● CHALLENGE:
Pull each line containing "color" out of the data and copy it.

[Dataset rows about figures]

※ ※ ※

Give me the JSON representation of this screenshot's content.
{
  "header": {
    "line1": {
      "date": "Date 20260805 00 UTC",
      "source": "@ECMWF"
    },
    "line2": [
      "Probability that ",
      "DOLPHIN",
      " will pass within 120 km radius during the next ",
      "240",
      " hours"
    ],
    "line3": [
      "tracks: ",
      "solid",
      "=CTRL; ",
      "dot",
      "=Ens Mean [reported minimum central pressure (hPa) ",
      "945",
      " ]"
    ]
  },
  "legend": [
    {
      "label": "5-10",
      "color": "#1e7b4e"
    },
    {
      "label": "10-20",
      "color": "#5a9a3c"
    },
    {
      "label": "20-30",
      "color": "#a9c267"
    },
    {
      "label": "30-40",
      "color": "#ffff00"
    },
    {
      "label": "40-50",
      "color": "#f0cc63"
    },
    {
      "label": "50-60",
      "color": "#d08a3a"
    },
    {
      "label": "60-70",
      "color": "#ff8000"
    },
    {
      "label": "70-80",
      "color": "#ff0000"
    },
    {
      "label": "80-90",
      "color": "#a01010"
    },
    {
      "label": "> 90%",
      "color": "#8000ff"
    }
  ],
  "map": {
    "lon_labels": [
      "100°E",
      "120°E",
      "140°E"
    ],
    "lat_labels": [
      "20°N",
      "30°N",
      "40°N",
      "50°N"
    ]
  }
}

※ ※ ※

● SOLUTION TO THIS TASK:
      "color": "#1e7b4e"
      "color": "#5a9a3c"
      "color": "#a9c267"
      "color": "#ffff00"
      "color": "#f0cc63"
      "color": "#d08a3a"
      "color": "#ff8000"
      "color": "#ff0000"
      "color": "#a01010"
      "color": "#8000ff"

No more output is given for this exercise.